Reproduce each line of the listing exactly.

Data excerpts
'''

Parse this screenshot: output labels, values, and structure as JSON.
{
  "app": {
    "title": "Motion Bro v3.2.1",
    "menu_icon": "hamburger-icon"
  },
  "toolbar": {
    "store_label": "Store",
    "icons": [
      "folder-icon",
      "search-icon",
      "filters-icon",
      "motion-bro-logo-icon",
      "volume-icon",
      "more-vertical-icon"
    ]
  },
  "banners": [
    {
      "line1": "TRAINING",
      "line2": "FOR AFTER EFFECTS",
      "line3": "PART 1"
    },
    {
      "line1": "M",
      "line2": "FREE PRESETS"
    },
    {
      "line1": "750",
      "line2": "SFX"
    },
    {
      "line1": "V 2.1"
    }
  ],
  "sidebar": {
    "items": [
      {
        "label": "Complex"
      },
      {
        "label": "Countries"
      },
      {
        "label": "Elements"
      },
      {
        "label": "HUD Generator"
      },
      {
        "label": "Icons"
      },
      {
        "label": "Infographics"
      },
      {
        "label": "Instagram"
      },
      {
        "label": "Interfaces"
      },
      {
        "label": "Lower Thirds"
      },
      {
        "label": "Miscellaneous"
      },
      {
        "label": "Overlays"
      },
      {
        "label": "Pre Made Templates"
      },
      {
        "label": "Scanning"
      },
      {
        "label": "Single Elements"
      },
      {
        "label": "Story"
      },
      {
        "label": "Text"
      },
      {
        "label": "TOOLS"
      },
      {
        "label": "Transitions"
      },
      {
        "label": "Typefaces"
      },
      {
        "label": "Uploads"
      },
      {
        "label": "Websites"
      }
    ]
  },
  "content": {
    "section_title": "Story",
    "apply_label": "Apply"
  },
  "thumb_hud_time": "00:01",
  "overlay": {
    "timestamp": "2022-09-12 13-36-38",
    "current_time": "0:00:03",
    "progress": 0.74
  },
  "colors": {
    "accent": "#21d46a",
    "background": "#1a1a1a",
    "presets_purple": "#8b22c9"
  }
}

'''

* OUTPUT OF THE EXERCISE
Parse this screenshot: output labels, values, and structure as JSON.
{
  "app": {
    "title": "Motion Bro v3.2.1",
    "menu_icon": "hamburger-icon"
  },
  "toolbar": {
    "store_label": "Store",
    "icons": [
      "folder-icon",
      "search-icon",
      "filters-icon",
      "motion-bro-logo-icon",
      "volume-icon",
      "more-vertical-icon"
    ]
  },
  "banners": [
    {
      "line1": "TRAINING",
      "line2": "FOR AFTER EFFECTS",
      "line3": "PART 1"
    },
    {
      "line1": "M",
      "line2": "FREE PRESETS"
    },
    {
      "line1": "750",
      "line2": "SFX"
    },
    {
      "line1": "V 2.1"
    }
  ],
  "sidebar": {
    "items": [
      {
        "label": "Complex"
      },
      {
        "label": "Countries"
      },
      {
        "label": "Elements"
      },
      {
        "label": "HUD Generator"
      },
      {
        "label": "Icons"
      },
      {
        "label": "Infographics"
      },
      {
        "label": "Instagram"
      },
      {
        "label": "Interfaces"
      },
      {
        "label": "Lower Thirds"
      },
      {
        "label": "Miscellaneous"
      },
      {
        "label": "Overlays"
      },
      {
        "label": "Pre Made Templates"
      },
      {
        "label": "Scanning"
      },
      {
        "label": "Single Elements"
      },
      {
        "label": "Story"
      },
      {
        "label": "Text"
      },
      {
        "label": "TOOLS"
      },
      {
        "label": "Transitions"
      },
      {
        "label": "Typefaces"
      },
      {
        "label": "Uploads"
      },
      {
        "label": "Websites"
      }
    ]
  },
  "content": {
    "section_title": "Story",
    "apply_label": "Apply"
  },
  "thumb_hud_time": "00:01",
  "overlay": {
    "timestamp": "2022-09-12 13-36-38",
    "current_time": "0:00:03",
    "progress": 0.74
  },
  "colors": {
    "accent": "#21d46a",
    "background": "#1a1a1a",
    "presets_purple": "#8b22c9"
  }
}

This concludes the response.